*Exercise data*.
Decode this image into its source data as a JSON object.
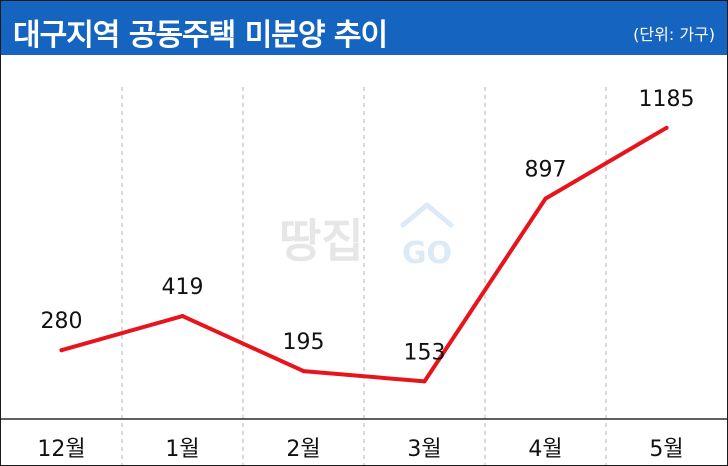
{
  "title": "대구지역 공동주택 미분양 추이",
  "unit": "(단위:  가구)",
  "watermark": {
    "text": "땅집",
    "logo": "GO"
  },
  "colors": {
    "header": "#1565c0",
    "line": "#e8141c",
    "grid": "#b5b5b5"
  },
  "chart_data": {
    "type": "line",
    "title": "대구지역 공동주택 미분양 추이",
    "unit": "(단위:  가구)",
    "categories": [
      "12월",
      "1월",
      "2월",
      "3월",
      "4월",
      "5월"
    ],
    "series": [
      {
        "values": [
          280,
          419,
          195,
          153,
          897,
          1185
        ]
      }
    ],
    "ylim": [
      0,
      1400
    ],
    "grid": "vertical dashed",
    "legend": "none"
  }
}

*Exercise details*. Gather from the records above every line containing the string "공동주택".

*Response*.
  "title": "대구지역 공동주택 미분양 추이",
    "title": "대구지역 공동주택 미분양 추이",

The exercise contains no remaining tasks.